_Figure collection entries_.
-*-*-

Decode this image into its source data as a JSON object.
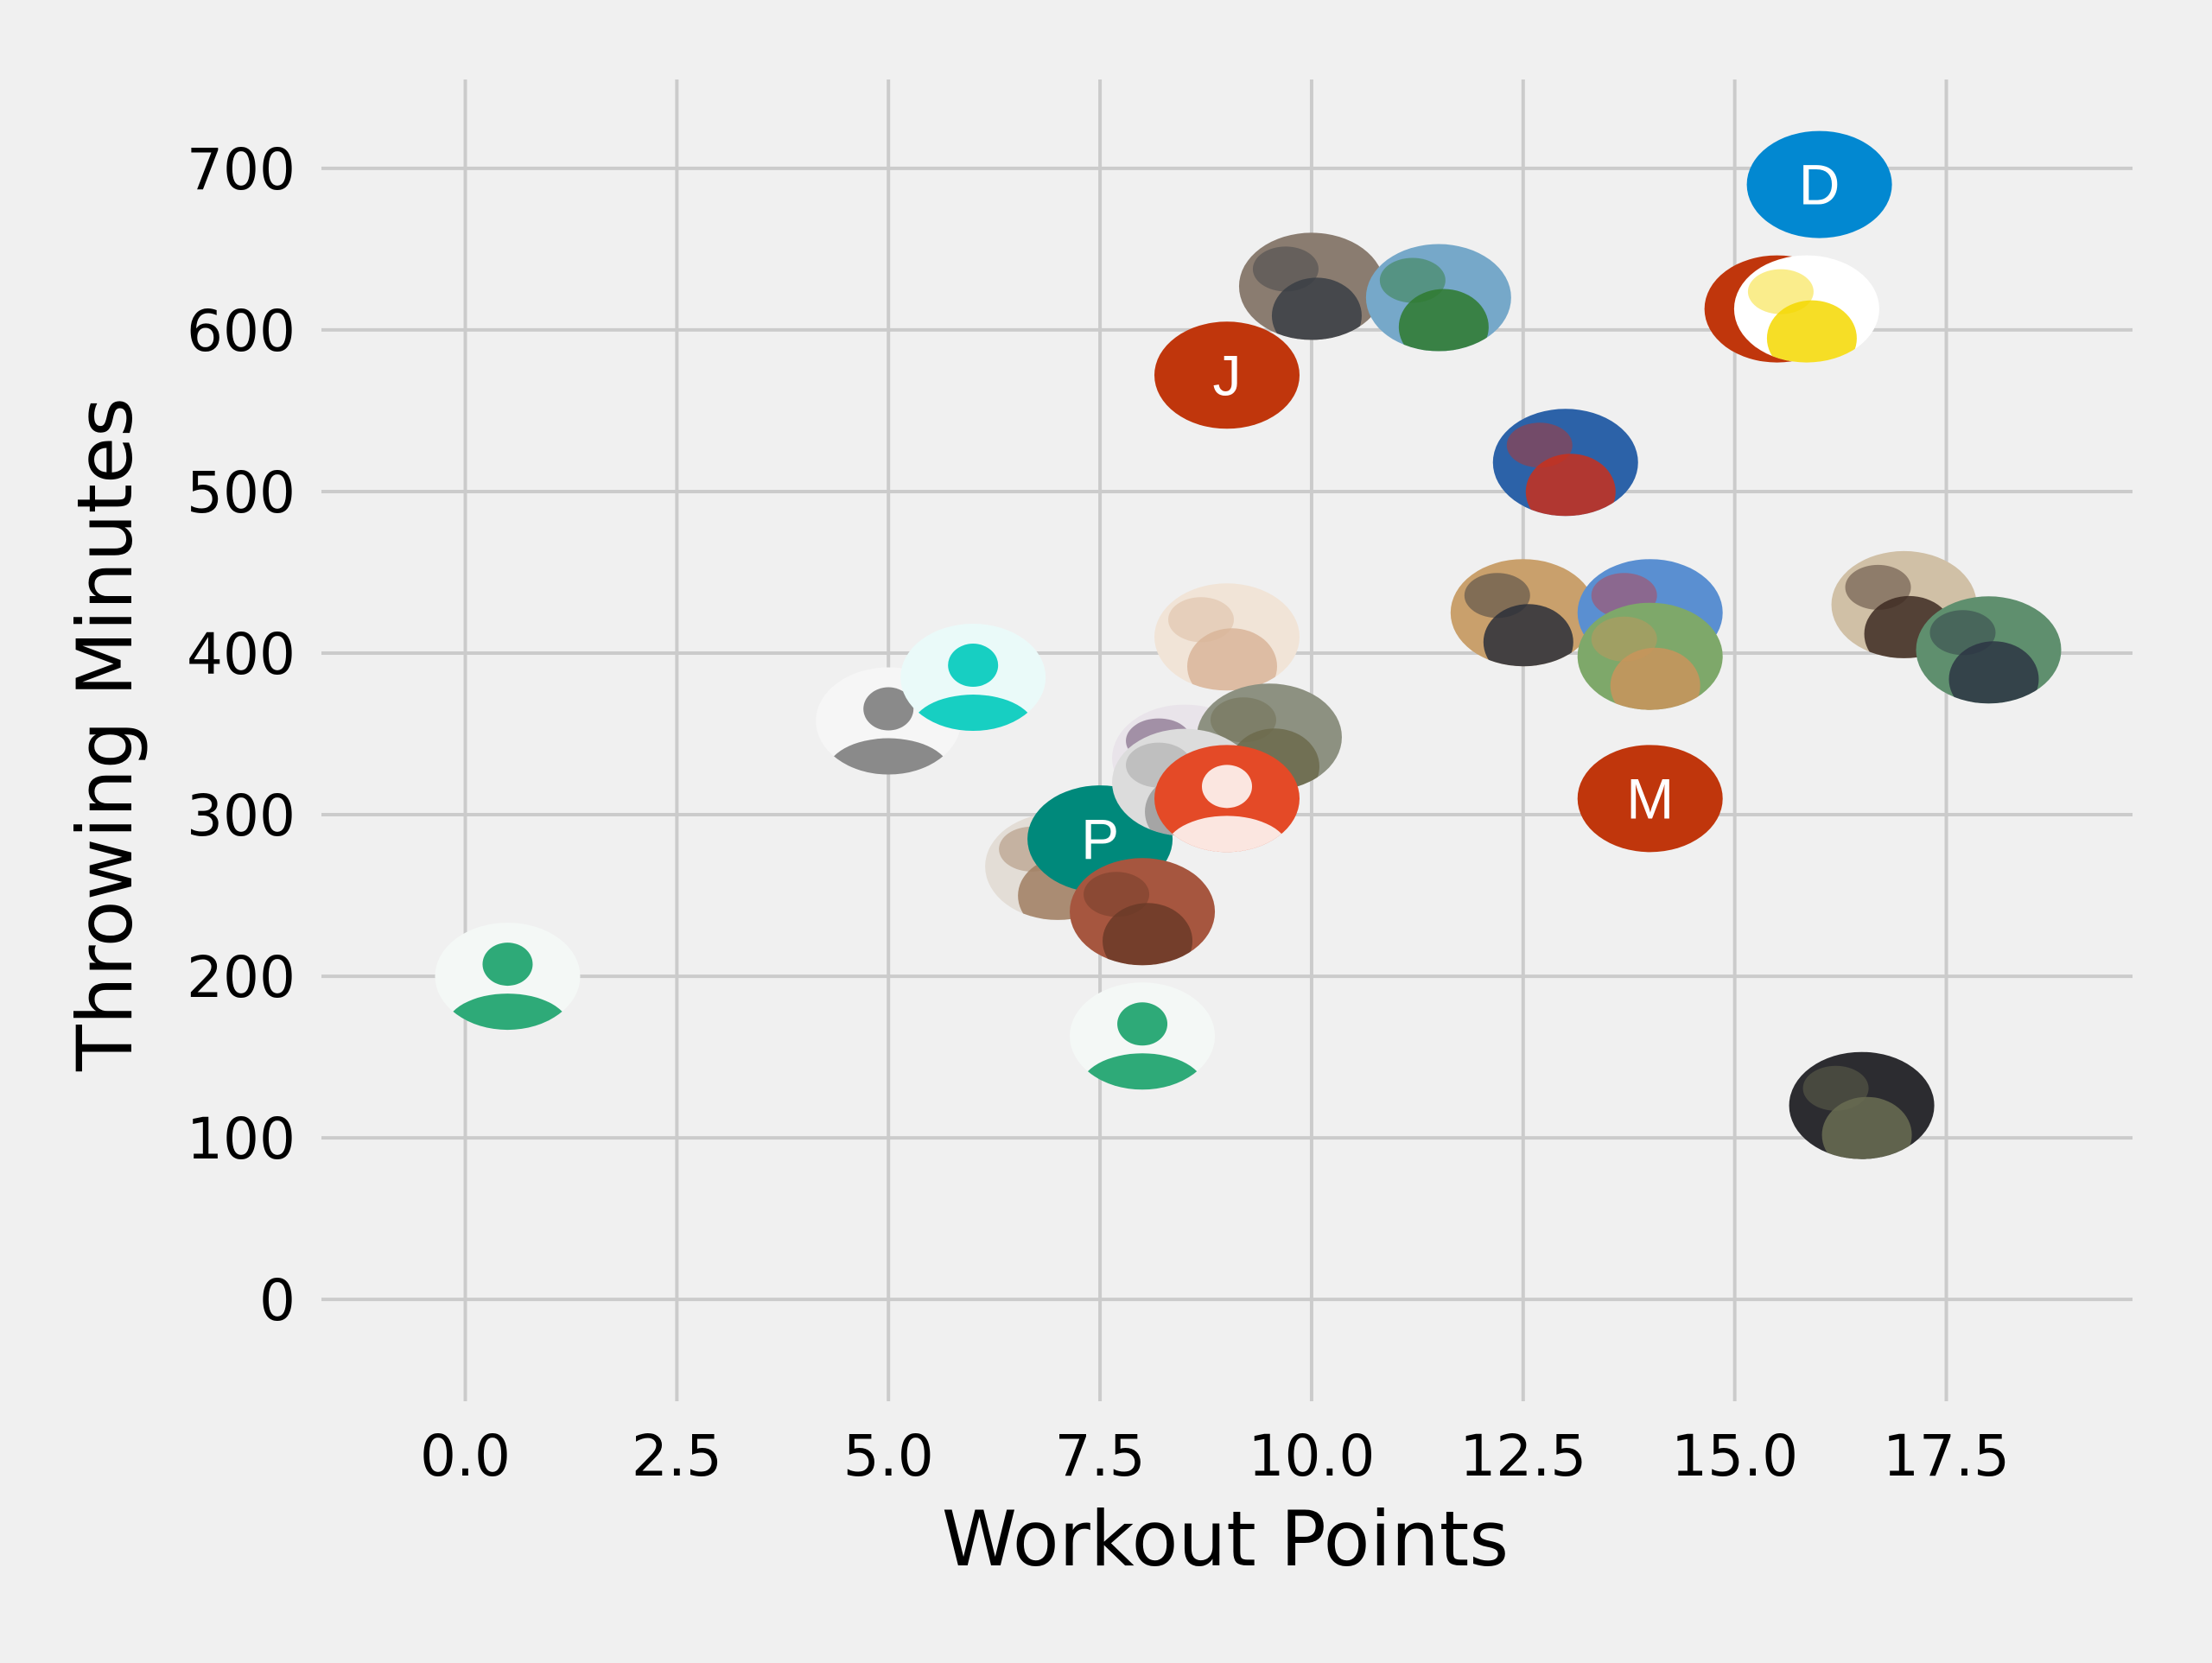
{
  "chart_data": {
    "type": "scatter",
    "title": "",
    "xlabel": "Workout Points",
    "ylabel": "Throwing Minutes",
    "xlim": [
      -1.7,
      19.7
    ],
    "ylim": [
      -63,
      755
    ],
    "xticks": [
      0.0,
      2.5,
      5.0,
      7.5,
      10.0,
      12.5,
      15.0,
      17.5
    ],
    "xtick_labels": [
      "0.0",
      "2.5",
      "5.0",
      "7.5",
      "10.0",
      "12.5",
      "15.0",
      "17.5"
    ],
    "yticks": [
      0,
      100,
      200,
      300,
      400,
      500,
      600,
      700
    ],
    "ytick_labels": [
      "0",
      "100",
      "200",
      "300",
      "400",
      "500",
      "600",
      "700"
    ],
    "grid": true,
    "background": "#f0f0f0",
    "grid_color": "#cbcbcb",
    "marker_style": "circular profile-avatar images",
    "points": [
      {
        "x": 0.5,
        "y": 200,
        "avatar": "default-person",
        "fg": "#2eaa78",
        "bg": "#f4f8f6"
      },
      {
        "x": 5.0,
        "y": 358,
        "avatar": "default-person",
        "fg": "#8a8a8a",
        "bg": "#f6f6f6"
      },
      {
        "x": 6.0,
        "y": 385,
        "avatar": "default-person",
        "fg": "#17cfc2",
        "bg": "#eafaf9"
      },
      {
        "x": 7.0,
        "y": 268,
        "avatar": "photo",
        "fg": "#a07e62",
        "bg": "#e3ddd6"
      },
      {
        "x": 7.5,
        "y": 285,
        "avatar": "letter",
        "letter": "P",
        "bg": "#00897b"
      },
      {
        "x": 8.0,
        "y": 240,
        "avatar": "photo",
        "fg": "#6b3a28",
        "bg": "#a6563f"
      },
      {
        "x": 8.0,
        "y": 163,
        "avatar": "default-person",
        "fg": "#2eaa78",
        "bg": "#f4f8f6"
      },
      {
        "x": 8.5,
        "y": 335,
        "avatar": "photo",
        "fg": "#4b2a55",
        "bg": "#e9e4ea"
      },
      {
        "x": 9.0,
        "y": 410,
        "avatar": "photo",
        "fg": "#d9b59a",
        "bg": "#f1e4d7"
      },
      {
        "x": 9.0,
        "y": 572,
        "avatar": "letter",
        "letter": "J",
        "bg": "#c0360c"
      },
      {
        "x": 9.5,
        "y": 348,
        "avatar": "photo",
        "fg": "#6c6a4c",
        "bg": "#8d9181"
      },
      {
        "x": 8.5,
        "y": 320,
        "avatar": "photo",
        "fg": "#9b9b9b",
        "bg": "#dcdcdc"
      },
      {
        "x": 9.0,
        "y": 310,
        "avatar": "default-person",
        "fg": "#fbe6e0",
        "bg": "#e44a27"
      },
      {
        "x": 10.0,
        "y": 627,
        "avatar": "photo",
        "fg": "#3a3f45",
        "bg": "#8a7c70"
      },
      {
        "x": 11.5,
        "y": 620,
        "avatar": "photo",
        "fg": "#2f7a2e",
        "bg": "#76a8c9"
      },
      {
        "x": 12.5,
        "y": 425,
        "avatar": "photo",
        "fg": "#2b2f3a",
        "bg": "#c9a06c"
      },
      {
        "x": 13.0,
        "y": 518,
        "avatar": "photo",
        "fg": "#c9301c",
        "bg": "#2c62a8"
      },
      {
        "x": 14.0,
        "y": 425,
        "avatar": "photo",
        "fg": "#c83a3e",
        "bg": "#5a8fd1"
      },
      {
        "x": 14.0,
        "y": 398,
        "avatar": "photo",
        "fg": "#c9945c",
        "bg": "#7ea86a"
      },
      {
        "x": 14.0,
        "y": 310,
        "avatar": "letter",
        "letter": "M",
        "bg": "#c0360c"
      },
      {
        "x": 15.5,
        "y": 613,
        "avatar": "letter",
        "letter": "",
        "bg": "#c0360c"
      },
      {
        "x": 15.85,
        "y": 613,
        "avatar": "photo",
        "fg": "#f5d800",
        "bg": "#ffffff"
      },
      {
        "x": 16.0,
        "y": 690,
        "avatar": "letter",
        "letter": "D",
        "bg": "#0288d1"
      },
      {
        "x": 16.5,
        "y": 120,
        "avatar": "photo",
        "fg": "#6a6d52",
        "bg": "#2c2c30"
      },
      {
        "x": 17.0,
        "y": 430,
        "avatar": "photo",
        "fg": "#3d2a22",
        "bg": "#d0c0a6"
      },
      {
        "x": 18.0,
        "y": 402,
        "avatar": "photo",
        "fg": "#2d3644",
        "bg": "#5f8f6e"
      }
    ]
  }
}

-*-*-

_WHAT THIS TASK INVOLVES_.
Without the pictures, return the entries exactly as they appear.

_EXERCISE RESULT_.
Decode this image into its source data as a JSON object.
{
  "chart_data": {
    "type": "scatter",
    "title": "",
    "xlabel": "Workout Points",
    "ylabel": "Throwing Minutes",
    "xlim": [
      -1.7,
      19.7
    ],
    "ylim": [
      -63,
      755
    ],
    "xticks": [
      0.0,
      2.5,
      5.0,
      7.5,
      10.0,
      12.5,
      15.0,
      17.5
    ],
    "xtick_labels": [
      "0.0",
      "2.5",
      "5.0",
      "7.5",
      "10.0",
      "12.5",
      "15.0",
      "17.5"
    ],
    "yticks": [
      0,
      100,
      200,
      300,
      400,
      500,
      600,
      700
    ],
    "ytick_labels": [
      "0",
      "100",
      "200",
      "300",
      "400",
      "500",
      "600",
      "700"
    ],
    "grid": true,
    "background": "#f0f0f0",
    "grid_color": "#cbcbcb",
    "marker_style": "circular profile-avatar images",
    "points": [
      {
        "x": 0.5,
        "y": 200,
        "avatar": "default-person",
        "fg": "#2eaa78",
        "bg": "#f4f8f6"
      },
      {
        "x": 5.0,
        "y": 358,
        "avatar": "default-person",
        "fg": "#8a8a8a",
        "bg": "#f6f6f6"
      },
      {
        "x": 6.0,
        "y": 385,
        "avatar": "default-person",
        "fg": "#17cfc2",
        "bg": "#eafaf9"
      },
      {
        "x": 7.0,
        "y": 268,
        "avatar": "photo",
        "fg": "#a07e62",
        "bg": "#e3ddd6"
      },
      {
        "x": 7.5,
        "y": 285,
        "avatar": "letter",
        "letter": "P",
        "bg": "#00897b"
      },
      {
        "x": 8.0,
        "y": 240,
        "avatar": "photo",
        "fg": "#6b3a28",
        "bg": "#a6563f"
      },
      {
        "x": 8.0,
        "y": 163,
        "avatar": "default-person",
        "fg": "#2eaa78",
        "bg": "#f4f8f6"
      },
      {
        "x": 8.5,
        "y": 335,
        "avatar": "photo",
        "fg": "#4b2a55",
        "bg": "#e9e4ea"
      },
      {
        "x": 9.0,
        "y": 410,
        "avatar": "photo",
        "fg": "#d9b59a",
        "bg": "#f1e4d7"
      },
      {
        "x": 9.0,
        "y": 572,
        "avatar": "letter",
        "letter": "J",
        "bg": "#c0360c"
      },
      {
        "x": 9.5,
        "y": 348,
        "avatar": "photo",
        "fg": "#6c6a4c",
        "bg": "#8d9181"
      },
      {
        "x": 8.5,
        "y": 320,
        "avatar": "photo",
        "fg": "#9b9b9b",
        "bg": "#dcdcdc"
      },
      {
        "x": 9.0,
        "y": 310,
        "avatar": "default-person",
        "fg": "#fbe6e0",
        "bg": "#e44a27"
      },
      {
        "x": 10.0,
        "y": 627,
        "avatar": "photo",
        "fg": "#3a3f45",
        "bg": "#8a7c70"
      },
      {
        "x": 11.5,
        "y": 620,
        "avatar": "photo",
        "fg": "#2f7a2e",
        "bg": "#76a8c9"
      },
      {
        "x": 12.5,
        "y": 425,
        "avatar": "photo",
        "fg": "#2b2f3a",
        "bg": "#c9a06c"
      },
      {
        "x": 13.0,
        "y": 518,
        "avatar": "photo",
        "fg": "#c9301c",
        "bg": "#2c62a8"
      },
      {
        "x": 14.0,
        "y": 425,
        "avatar": "photo",
        "fg": "#c83a3e",
        "bg": "#5a8fd1"
      },
      {
        "x": 14.0,
        "y": 398,
        "avatar": "photo",
        "fg": "#c9945c",
        "bg": "#7ea86a"
      },
      {
        "x": 14.0,
        "y": 310,
        "avatar": "letter",
        "letter": "M",
        "bg": "#c0360c"
      },
      {
        "x": 15.5,
        "y": 613,
        "avatar": "letter",
        "letter": "",
        "bg": "#c0360c"
      },
      {
        "x": 15.85,
        "y": 613,
        "avatar": "photo",
        "fg": "#f5d800",
        "bg": "#ffffff"
      },
      {
        "x": 16.0,
        "y": 690,
        "avatar": "letter",
        "letter": "D",
        "bg": "#0288d1"
      },
      {
        "x": 16.5,
        "y": 120,
        "avatar": "photo",
        "fg": "#6a6d52",
        "bg": "#2c2c30"
      },
      {
        "x": 17.0,
        "y": 430,
        "avatar": "photo",
        "fg": "#3d2a22",
        "bg": "#d0c0a6"
      },
      {
        "x": 18.0,
        "y": 402,
        "avatar": "photo",
        "fg": "#2d3644",
        "bg": "#5f8f6e"
      }
    ]
  }
}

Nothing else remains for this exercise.